● **Goal of the exercise**
Below you will find a set of lines. Repeat them all exactly.

------------------------------------------------

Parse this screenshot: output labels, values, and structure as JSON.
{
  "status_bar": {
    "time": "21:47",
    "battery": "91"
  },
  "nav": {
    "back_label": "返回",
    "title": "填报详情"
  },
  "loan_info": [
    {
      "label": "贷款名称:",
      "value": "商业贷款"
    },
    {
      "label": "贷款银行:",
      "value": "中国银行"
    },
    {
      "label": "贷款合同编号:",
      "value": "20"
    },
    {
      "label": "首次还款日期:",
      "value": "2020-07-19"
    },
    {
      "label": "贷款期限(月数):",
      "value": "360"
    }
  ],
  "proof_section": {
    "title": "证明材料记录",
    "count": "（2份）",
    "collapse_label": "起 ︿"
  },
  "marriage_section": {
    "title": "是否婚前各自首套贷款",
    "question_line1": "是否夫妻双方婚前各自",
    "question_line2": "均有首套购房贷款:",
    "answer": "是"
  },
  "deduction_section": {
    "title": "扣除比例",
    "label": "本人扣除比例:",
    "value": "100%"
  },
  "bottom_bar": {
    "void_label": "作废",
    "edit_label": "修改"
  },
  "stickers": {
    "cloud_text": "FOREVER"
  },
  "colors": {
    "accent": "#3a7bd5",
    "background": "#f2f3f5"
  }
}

------------------------------------------------

● **Reply**
Parse this screenshot: output labels, values, and structure as JSON.
{
  "status_bar": {
    "time": "21:47",
    "battery": "91"
  },
  "nav": {
    "back_label": "返回",
    "title": "填报详情"
  },
  "loan_info": [
    {
      "label": "贷款名称:",
      "value": "商业贷款"
    },
    {
      "label": "贷款银行:",
      "value": "中国银行"
    },
    {
      "label": "贷款合同编号:",
      "value": "20"
    },
    {
      "label": "首次还款日期:",
      "value": "2020-07-19"
    },
    {
      "label": "贷款期限(月数):",
      "value": "360"
    }
  ],
  "proof_section": {
    "title": "证明材料记录",
    "count": "（2份）",
    "collapse_label": "起 ︿"
  },
  "marriage_section": {
    "title": "是否婚前各自首套贷款",
    "question_line1": "是否夫妻双方婚前各自",
    "question_line2": "均有首套购房贷款:",
    "answer": "是"
  },
  "deduction_section": {
    "title": "扣除比例",
    "label": "本人扣除比例:",
    "value": "100%"
  },
  "bottom_bar": {
    "void_label": "作废",
    "edit_label": "修改"
  },
  "stickers": {
    "cloud_text": "FOREVER"
  },
  "colors": {
    "accent": "#3a7bd5",
    "background": "#f2f3f5"
  }
}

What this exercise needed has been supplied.